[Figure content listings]
########

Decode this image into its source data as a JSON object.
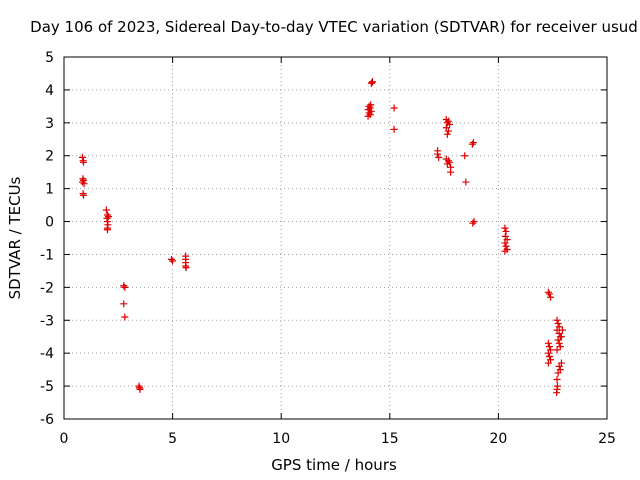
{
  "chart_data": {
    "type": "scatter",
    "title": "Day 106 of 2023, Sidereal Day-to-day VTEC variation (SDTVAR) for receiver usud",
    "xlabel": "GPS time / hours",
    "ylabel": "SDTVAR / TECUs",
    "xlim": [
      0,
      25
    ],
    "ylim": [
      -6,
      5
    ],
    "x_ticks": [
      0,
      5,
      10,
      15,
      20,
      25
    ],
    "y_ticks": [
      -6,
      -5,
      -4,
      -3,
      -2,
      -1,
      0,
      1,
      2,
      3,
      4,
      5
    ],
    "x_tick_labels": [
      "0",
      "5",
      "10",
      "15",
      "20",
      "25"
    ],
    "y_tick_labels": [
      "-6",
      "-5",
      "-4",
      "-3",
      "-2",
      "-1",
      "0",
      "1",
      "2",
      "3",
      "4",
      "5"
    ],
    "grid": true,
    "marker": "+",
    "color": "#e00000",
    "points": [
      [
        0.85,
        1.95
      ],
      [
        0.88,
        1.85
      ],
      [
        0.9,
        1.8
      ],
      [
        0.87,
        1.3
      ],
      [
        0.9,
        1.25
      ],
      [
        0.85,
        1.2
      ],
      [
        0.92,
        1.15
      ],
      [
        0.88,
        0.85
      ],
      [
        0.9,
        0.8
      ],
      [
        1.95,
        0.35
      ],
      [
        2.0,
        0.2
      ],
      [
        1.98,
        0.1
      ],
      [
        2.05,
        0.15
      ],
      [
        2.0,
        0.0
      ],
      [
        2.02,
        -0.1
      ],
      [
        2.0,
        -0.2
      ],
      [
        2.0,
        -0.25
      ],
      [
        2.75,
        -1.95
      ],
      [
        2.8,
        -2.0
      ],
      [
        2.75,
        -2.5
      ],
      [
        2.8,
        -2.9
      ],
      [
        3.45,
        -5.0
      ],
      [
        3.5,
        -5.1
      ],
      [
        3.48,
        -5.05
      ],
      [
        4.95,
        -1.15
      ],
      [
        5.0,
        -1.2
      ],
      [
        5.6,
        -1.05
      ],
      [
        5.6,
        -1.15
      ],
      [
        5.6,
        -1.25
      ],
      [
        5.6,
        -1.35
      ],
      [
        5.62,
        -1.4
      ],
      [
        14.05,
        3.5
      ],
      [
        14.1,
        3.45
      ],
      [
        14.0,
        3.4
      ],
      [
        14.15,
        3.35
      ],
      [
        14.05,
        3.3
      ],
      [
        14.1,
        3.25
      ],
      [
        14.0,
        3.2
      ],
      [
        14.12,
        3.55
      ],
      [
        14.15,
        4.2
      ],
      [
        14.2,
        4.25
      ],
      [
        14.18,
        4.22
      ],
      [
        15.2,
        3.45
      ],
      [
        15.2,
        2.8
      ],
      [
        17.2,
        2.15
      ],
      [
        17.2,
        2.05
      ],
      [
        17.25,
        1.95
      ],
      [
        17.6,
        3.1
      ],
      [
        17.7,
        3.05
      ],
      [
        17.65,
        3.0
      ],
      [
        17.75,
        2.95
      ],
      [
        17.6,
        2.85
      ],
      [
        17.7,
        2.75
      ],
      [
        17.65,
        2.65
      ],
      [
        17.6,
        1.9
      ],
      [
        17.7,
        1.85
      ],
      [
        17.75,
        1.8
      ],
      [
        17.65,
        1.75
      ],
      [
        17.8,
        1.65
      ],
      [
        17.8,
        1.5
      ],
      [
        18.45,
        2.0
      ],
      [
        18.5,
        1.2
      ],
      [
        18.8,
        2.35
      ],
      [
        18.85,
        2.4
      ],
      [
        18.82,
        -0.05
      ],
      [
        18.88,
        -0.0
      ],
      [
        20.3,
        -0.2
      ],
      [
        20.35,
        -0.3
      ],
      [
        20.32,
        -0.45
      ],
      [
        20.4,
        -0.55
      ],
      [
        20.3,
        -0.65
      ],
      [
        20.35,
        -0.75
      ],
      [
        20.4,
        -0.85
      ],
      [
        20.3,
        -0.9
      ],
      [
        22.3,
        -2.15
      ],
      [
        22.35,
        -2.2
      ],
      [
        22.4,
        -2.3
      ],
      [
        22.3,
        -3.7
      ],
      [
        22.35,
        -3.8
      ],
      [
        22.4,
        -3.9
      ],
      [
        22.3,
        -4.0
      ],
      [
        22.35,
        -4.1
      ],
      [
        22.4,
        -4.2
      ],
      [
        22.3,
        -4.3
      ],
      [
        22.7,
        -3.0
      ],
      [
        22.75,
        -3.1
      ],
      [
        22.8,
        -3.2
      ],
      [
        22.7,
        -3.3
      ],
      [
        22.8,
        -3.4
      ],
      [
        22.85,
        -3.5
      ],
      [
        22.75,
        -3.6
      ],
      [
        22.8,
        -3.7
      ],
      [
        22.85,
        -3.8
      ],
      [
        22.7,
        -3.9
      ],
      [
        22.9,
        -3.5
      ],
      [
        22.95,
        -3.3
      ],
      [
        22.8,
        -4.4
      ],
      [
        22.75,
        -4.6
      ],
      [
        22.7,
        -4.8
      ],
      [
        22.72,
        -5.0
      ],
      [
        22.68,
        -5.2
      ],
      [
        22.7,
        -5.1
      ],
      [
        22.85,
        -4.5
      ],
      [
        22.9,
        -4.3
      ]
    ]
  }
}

########

AIM OF THE EXERCISE: Every line above should be returned exactly; the pictures stay out.

RESPONSE TO THIS TASK:
Decode this image into its source data as a JSON object.
{
  "chart_data": {
    "type": "scatter",
    "title": "Day 106 of 2023, Sidereal Day-to-day VTEC variation (SDTVAR) for receiver usud",
    "xlabel": "GPS time / hours",
    "ylabel": "SDTVAR / TECUs",
    "xlim": [
      0,
      25
    ],
    "ylim": [
      -6,
      5
    ],
    "x_ticks": [
      0,
      5,
      10,
      15,
      20,
      25
    ],
    "y_ticks": [
      -6,
      -5,
      -4,
      -3,
      -2,
      -1,
      0,
      1,
      2,
      3,
      4,
      5
    ],
    "x_tick_labels": [
      "0",
      "5",
      "10",
      "15",
      "20",
      "25"
    ],
    "y_tick_labels": [
      "-6",
      "-5",
      "-4",
      "-3",
      "-2",
      "-1",
      "0",
      "1",
      "2",
      "3",
      "4",
      "5"
    ],
    "grid": true,
    "marker": "+",
    "color": "#e00000",
    "points": [
      [
        0.85,
        1.95
      ],
      [
        0.88,
        1.85
      ],
      [
        0.9,
        1.8
      ],
      [
        0.87,
        1.3
      ],
      [
        0.9,
        1.25
      ],
      [
        0.85,
        1.2
      ],
      [
        0.92,
        1.15
      ],
      [
        0.88,
        0.85
      ],
      [
        0.9,
        0.8
      ],
      [
        1.95,
        0.35
      ],
      [
        2.0,
        0.2
      ],
      [
        1.98,
        0.1
      ],
      [
        2.05,
        0.15
      ],
      [
        2.0,
        0.0
      ],
      [
        2.02,
        -0.1
      ],
      [
        2.0,
        -0.2
      ],
      [
        2.0,
        -0.25
      ],
      [
        2.75,
        -1.95
      ],
      [
        2.8,
        -2.0
      ],
      [
        2.75,
        -2.5
      ],
      [
        2.8,
        -2.9
      ],
      [
        3.45,
        -5.0
      ],
      [
        3.5,
        -5.1
      ],
      [
        3.48,
        -5.05
      ],
      [
        4.95,
        -1.15
      ],
      [
        5.0,
        -1.2
      ],
      [
        5.6,
        -1.05
      ],
      [
        5.6,
        -1.15
      ],
      [
        5.6,
        -1.25
      ],
      [
        5.6,
        -1.35
      ],
      [
        5.62,
        -1.4
      ],
      [
        14.05,
        3.5
      ],
      [
        14.1,
        3.45
      ],
      [
        14.0,
        3.4
      ],
      [
        14.15,
        3.35
      ],
      [
        14.05,
        3.3
      ],
      [
        14.1,
        3.25
      ],
      [
        14.0,
        3.2
      ],
      [
        14.12,
        3.55
      ],
      [
        14.15,
        4.2
      ],
      [
        14.2,
        4.25
      ],
      [
        14.18,
        4.22
      ],
      [
        15.2,
        3.45
      ],
      [
        15.2,
        2.8
      ],
      [
        17.2,
        2.15
      ],
      [
        17.2,
        2.05
      ],
      [
        17.25,
        1.95
      ],
      [
        17.6,
        3.1
      ],
      [
        17.7,
        3.05
      ],
      [
        17.65,
        3.0
      ],
      [
        17.75,
        2.95
      ],
      [
        17.6,
        2.85
      ],
      [
        17.7,
        2.75
      ],
      [
        17.65,
        2.65
      ],
      [
        17.6,
        1.9
      ],
      [
        17.7,
        1.85
      ],
      [
        17.75,
        1.8
      ],
      [
        17.65,
        1.75
      ],
      [
        17.8,
        1.65
      ],
      [
        17.8,
        1.5
      ],
      [
        18.45,
        2.0
      ],
      [
        18.5,
        1.2
      ],
      [
        18.8,
        2.35
      ],
      [
        18.85,
        2.4
      ],
      [
        18.82,
        -0.05
      ],
      [
        18.88,
        -0.0
      ],
      [
        20.3,
        -0.2
      ],
      [
        20.35,
        -0.3
      ],
      [
        20.32,
        -0.45
      ],
      [
        20.4,
        -0.55
      ],
      [
        20.3,
        -0.65
      ],
      [
        20.35,
        -0.75
      ],
      [
        20.4,
        -0.85
      ],
      [
        20.3,
        -0.9
      ],
      [
        22.3,
        -2.15
      ],
      [
        22.35,
        -2.2
      ],
      [
        22.4,
        -2.3
      ],
      [
        22.3,
        -3.7
      ],
      [
        22.35,
        -3.8
      ],
      [
        22.4,
        -3.9
      ],
      [
        22.3,
        -4.0
      ],
      [
        22.35,
        -4.1
      ],
      [
        22.4,
        -4.2
      ],
      [
        22.3,
        -4.3
      ],
      [
        22.7,
        -3.0
      ],
      [
        22.75,
        -3.1
      ],
      [
        22.8,
        -3.2
      ],
      [
        22.7,
        -3.3
      ],
      [
        22.8,
        -3.4
      ],
      [
        22.85,
        -3.5
      ],
      [
        22.75,
        -3.6
      ],
      [
        22.8,
        -3.7
      ],
      [
        22.85,
        -3.8
      ],
      [
        22.7,
        -3.9
      ],
      [
        22.9,
        -3.5
      ],
      [
        22.95,
        -3.3
      ],
      [
        22.8,
        -4.4
      ],
      [
        22.75,
        -4.6
      ],
      [
        22.7,
        -4.8
      ],
      [
        22.72,
        -5.0
      ],
      [
        22.68,
        -5.2
      ],
      [
        22.7,
        -5.1
      ],
      [
        22.85,
        -4.5
      ],
      [
        22.9,
        -4.3
      ]
    ]
  }
}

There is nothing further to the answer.